**Instructions for the task**. Return every line of the listing below without any change.

— begin Source material —

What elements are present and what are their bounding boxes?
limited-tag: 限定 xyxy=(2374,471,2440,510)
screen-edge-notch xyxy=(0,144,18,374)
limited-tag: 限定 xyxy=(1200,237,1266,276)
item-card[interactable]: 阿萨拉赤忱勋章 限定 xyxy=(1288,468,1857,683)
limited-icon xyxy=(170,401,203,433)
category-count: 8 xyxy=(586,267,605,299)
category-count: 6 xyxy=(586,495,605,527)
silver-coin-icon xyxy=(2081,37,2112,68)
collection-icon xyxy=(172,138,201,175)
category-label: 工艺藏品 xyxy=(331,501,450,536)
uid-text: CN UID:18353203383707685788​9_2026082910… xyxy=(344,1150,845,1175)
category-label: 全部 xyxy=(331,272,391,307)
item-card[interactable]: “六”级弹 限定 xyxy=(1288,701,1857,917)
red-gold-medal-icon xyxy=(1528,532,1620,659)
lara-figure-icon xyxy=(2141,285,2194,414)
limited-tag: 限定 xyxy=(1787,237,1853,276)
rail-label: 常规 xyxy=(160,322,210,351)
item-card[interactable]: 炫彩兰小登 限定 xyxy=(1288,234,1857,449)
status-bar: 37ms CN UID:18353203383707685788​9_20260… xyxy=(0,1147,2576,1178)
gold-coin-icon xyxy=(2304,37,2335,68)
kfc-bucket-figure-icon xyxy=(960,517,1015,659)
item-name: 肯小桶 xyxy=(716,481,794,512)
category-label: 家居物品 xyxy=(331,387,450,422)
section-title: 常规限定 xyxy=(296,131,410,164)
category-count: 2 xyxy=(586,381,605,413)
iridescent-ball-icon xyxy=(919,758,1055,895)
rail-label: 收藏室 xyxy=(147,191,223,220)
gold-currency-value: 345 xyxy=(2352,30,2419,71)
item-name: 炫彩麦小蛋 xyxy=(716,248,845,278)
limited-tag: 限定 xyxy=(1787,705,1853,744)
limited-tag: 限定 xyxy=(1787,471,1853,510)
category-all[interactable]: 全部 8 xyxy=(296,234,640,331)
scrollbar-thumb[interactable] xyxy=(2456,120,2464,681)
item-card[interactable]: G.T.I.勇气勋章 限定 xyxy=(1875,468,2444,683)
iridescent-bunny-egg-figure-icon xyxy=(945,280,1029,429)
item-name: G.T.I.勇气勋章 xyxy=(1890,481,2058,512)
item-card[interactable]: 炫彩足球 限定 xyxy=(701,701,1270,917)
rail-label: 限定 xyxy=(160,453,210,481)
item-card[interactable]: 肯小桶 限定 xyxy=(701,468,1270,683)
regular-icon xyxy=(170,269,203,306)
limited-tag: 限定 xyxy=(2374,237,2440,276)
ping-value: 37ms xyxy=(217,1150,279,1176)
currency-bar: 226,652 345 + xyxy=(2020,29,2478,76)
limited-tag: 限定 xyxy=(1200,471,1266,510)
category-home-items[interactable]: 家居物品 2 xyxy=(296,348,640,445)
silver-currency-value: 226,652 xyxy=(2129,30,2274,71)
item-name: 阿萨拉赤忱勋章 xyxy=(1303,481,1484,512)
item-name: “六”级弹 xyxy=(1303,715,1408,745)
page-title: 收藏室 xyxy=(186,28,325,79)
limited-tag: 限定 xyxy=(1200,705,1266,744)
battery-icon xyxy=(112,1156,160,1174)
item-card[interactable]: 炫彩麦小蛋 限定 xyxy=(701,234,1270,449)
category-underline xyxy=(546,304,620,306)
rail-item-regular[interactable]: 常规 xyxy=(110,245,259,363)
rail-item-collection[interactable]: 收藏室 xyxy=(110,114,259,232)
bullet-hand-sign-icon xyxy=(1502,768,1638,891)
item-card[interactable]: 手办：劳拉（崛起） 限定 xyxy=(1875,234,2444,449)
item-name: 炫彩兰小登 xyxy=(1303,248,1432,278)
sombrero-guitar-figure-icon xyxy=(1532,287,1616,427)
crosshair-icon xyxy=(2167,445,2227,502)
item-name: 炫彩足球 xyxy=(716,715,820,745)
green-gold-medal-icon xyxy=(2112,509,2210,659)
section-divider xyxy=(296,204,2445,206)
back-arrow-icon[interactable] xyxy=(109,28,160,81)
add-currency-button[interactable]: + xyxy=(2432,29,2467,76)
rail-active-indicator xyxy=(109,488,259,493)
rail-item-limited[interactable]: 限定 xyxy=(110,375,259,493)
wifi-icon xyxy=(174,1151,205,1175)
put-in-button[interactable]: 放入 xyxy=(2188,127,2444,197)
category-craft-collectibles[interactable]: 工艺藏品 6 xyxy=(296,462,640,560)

— end Source material —

**Solution below**.
What elements are present and what are their bounding boxes?
limited-tag: 限定 xyxy=(2374,471,2440,510)
screen-edge-notch xyxy=(0,144,18,374)
limited-tag: 限定 xyxy=(1200,237,1266,276)
item-card[interactable]: 阿萨拉赤忱勋章 限定 xyxy=(1288,468,1857,683)
limited-icon xyxy=(170,401,203,433)
category-count: 8 xyxy=(586,267,605,299)
category-count: 6 xyxy=(586,495,605,527)
silver-coin-icon xyxy=(2081,37,2112,68)
collection-icon xyxy=(172,138,201,175)
category-label: 工艺藏品 xyxy=(331,501,450,536)
uid-text: CN UID:18353203383707685788​9_2026082910… xyxy=(344,1150,845,1175)
category-label: 全部 xyxy=(331,272,391,307)
item-card[interactable]: “六”级弹 限定 xyxy=(1288,701,1857,917)
red-gold-medal-icon xyxy=(1528,532,1620,659)
lara-figure-icon xyxy=(2141,285,2194,414)
limited-tag: 限定 xyxy=(1787,237,1853,276)
rail-label: 常规 xyxy=(160,322,210,351)
item-card[interactable]: 炫彩兰小登 限定 xyxy=(1288,234,1857,449)
status-bar: 37ms CN UID:18353203383707685788​9_20260… xyxy=(0,1147,2576,1178)
gold-coin-icon xyxy=(2304,37,2335,68)
kfc-bucket-figure-icon xyxy=(960,517,1015,659)
item-name: 肯小桶 xyxy=(716,481,794,512)
category-label: 家居物品 xyxy=(331,387,450,422)
section-title: 常规限定 xyxy=(296,131,410,164)
category-count: 2 xyxy=(586,381,605,413)
iridescent-ball-icon xyxy=(919,758,1055,895)
rail-label: 收藏室 xyxy=(147,191,223,220)
gold-currency-value: 345 xyxy=(2352,30,2419,71)
item-name: 炫彩麦小蛋 xyxy=(716,248,845,278)
limited-tag: 限定 xyxy=(1787,705,1853,744)
limited-tag: 限定 xyxy=(1787,471,1853,510)
category-all[interactable]: 全部 8 xyxy=(296,234,640,331)
scrollbar-thumb[interactable] xyxy=(2456,120,2464,681)
item-card[interactable]: G.T.I.勇气勋章 限定 xyxy=(1875,468,2444,683)
iridescent-bunny-egg-figure-icon xyxy=(945,280,1029,429)
item-name: G.T.I.勇气勋章 xyxy=(1890,481,2058,512)
item-card[interactable]: 炫彩足球 限定 xyxy=(701,701,1270,917)
rail-label: 限定 xyxy=(160,453,210,481)
item-card[interactable]: 肯小桶 限定 xyxy=(701,468,1270,683)
regular-icon xyxy=(170,269,203,306)
limited-tag: 限定 xyxy=(2374,237,2440,276)
ping-value: 37ms xyxy=(217,1150,279,1176)
currency-bar: 226,652 345 + xyxy=(2020,29,2478,76)
limited-tag: 限定 xyxy=(1200,471,1266,510)
category-home-items[interactable]: 家居物品 2 xyxy=(296,348,640,445)
silver-currency-value: 226,652 xyxy=(2129,30,2274,71)
item-name: 阿萨拉赤忱勋章 xyxy=(1303,481,1484,512)
item-name: “六”级弹 xyxy=(1303,715,1408,745)
page-title: 收藏室 xyxy=(186,28,325,79)
limited-tag: 限定 xyxy=(1200,705,1266,744)
battery-icon xyxy=(112,1156,160,1174)
item-card[interactable]: 炫彩麦小蛋 限定 xyxy=(701,234,1270,449)
category-underline xyxy=(546,304,620,306)
rail-item-regular[interactable]: 常规 xyxy=(110,245,259,363)
rail-item-collection[interactable]: 收藏室 xyxy=(110,114,259,232)
bullet-hand-sign-icon xyxy=(1502,768,1638,891)
item-card[interactable]: 手办：劳拉（崛起） 限定 xyxy=(1875,234,2444,449)
item-name: 炫彩兰小登 xyxy=(1303,248,1432,278)
sombrero-guitar-figure-icon xyxy=(1532,287,1616,427)
crosshair-icon xyxy=(2167,445,2227,502)
item-name: 炫彩足球 xyxy=(716,715,820,745)
green-gold-medal-icon xyxy=(2112,509,2210,659)
section-divider xyxy=(296,204,2445,206)
back-arrow-icon[interactable] xyxy=(109,28,160,81)
add-currency-button[interactable]: + xyxy=(2432,29,2467,76)
rail-active-indicator xyxy=(109,488,259,493)
rail-item-limited[interactable]: 限定 xyxy=(110,375,259,493)
wifi-icon xyxy=(174,1151,205,1175)
put-in-button[interactable]: 放入 xyxy=(2188,127,2444,197)
category-craft-collectibles[interactable]: 工艺藏品 6 xyxy=(296,462,640,560)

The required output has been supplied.